*Exercise objective*:
Using the material that follows, identify and copy each line with the string "JSON".

*Information provided*:

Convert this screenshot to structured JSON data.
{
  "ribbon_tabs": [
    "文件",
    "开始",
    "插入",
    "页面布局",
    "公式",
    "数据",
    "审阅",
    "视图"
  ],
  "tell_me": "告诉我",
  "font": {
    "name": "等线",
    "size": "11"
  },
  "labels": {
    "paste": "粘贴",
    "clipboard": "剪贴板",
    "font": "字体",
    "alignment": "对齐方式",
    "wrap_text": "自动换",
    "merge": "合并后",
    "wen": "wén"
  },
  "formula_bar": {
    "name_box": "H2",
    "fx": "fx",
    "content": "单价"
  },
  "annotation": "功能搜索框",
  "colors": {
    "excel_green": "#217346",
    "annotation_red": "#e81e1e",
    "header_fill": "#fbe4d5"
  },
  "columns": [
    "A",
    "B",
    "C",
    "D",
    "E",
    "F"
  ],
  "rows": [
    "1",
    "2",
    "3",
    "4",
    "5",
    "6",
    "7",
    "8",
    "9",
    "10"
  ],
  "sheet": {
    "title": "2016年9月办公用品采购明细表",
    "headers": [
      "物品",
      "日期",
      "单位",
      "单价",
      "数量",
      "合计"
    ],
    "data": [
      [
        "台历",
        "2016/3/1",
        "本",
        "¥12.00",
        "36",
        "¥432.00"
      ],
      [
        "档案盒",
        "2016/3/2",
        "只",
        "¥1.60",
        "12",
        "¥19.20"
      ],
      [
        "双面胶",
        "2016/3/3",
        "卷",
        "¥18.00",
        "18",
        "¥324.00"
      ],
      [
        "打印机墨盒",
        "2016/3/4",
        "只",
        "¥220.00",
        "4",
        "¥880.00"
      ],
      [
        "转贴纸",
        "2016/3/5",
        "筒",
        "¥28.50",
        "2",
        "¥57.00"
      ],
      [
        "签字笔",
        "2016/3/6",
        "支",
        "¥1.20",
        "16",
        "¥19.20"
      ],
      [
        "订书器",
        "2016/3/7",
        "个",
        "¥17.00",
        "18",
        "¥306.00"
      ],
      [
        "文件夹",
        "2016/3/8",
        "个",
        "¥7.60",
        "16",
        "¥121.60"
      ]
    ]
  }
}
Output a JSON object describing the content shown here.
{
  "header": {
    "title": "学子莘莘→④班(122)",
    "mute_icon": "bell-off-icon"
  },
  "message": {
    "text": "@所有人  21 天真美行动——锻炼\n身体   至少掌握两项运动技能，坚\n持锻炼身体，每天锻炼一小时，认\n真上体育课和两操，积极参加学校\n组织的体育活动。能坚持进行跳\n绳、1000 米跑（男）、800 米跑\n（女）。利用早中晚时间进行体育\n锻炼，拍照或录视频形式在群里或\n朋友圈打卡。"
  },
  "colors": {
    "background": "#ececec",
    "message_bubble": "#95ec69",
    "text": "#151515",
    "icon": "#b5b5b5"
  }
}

*Output of the exercise*:
Convert this screenshot to structured JSON data.
Output a JSON object describing the content shown here.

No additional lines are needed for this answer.